▸ **MATERIAL PROVIDED**
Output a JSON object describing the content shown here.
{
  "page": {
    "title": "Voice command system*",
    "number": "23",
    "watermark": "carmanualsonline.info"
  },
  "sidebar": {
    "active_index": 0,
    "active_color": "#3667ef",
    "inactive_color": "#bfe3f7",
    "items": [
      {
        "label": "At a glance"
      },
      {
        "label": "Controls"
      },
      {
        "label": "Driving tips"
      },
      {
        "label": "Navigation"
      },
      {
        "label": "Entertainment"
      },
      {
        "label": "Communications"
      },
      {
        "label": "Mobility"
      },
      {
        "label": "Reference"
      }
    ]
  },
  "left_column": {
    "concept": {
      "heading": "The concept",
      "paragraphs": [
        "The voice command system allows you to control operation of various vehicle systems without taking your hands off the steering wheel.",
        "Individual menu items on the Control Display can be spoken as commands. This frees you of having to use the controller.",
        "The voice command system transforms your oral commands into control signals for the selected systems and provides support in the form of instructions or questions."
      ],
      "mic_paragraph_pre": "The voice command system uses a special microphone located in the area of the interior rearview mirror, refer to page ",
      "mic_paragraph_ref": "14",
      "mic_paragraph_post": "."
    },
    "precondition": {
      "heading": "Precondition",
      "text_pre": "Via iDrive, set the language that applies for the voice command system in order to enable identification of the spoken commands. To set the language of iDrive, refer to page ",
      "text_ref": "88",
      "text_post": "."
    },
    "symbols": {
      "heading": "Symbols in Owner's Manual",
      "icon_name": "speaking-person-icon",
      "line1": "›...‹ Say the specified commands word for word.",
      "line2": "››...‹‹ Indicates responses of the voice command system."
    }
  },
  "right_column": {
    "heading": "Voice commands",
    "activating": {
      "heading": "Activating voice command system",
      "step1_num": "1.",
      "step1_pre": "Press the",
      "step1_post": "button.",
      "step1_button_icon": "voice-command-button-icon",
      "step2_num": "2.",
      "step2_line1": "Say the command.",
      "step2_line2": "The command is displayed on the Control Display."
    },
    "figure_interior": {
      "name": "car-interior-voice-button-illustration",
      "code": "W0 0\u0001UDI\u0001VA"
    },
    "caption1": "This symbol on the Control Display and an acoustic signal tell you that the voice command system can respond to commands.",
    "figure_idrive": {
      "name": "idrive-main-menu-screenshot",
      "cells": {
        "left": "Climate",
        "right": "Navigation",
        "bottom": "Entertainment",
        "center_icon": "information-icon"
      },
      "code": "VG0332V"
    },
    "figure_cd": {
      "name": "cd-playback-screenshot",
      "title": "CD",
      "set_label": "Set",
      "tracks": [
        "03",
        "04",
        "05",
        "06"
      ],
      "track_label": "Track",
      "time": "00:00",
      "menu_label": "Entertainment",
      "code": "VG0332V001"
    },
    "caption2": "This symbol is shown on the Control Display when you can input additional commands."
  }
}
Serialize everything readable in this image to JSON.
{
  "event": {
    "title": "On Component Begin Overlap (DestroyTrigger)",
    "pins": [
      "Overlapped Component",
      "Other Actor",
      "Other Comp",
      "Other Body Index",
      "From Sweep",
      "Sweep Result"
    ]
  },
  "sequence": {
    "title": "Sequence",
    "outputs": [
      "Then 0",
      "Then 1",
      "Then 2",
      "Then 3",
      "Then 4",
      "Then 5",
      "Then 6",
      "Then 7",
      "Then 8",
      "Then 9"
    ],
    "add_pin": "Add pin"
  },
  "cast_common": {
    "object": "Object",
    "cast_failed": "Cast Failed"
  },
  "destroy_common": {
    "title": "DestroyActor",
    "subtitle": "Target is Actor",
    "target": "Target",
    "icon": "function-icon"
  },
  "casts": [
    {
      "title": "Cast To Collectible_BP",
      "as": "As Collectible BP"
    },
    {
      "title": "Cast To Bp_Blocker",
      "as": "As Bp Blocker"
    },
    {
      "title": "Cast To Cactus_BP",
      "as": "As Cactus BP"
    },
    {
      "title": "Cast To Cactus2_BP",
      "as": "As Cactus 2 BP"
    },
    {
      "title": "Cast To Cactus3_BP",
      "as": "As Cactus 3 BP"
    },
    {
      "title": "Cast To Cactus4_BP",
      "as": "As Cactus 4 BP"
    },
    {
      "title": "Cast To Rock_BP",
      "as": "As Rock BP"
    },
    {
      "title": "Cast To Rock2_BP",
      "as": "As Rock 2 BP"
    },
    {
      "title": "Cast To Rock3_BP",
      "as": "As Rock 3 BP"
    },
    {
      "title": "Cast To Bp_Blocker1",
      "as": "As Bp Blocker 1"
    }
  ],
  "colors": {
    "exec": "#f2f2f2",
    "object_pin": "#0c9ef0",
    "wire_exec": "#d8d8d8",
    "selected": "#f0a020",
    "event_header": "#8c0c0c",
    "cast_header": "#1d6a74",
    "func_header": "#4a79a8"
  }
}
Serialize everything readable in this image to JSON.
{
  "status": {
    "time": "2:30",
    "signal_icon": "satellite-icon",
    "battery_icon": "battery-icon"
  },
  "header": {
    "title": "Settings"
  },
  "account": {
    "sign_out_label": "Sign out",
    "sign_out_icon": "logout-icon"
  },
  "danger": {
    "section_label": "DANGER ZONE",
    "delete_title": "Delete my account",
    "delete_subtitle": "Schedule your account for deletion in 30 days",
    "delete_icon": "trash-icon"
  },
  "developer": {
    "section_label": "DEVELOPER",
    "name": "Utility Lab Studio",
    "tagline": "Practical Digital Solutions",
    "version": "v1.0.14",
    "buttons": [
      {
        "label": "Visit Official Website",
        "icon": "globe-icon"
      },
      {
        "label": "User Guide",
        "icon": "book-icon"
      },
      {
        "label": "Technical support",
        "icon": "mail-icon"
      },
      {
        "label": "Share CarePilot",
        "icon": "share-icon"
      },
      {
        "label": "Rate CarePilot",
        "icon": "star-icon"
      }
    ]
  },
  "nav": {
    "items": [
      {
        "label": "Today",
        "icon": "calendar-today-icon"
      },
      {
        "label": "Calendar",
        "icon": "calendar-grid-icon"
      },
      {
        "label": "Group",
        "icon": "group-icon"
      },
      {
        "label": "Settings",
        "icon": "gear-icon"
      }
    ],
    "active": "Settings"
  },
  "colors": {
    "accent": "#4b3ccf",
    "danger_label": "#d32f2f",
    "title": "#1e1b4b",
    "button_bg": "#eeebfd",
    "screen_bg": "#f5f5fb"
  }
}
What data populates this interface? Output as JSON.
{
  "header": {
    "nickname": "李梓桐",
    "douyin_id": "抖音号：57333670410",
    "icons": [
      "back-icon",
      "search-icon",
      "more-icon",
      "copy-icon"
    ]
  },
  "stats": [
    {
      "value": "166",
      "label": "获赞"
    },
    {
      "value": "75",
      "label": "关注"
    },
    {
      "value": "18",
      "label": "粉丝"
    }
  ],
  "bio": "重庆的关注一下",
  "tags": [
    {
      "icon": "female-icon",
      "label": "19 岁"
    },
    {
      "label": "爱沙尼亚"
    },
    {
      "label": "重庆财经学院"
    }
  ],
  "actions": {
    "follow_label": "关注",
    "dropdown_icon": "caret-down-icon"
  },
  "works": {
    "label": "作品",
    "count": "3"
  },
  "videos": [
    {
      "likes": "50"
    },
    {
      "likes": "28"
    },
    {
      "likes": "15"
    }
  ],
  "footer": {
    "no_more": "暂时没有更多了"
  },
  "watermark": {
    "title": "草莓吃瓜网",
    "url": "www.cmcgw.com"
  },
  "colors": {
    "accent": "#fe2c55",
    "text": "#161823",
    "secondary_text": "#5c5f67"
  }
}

▸ **EXERCISE DETAILS**
Show each line in the entries that holds the string "account".

▸ **RESPONSE**
  "account": {
    "delete_title": "Delete my account",
    "delete_subtitle": "Schedule your account for deletion in 30 days",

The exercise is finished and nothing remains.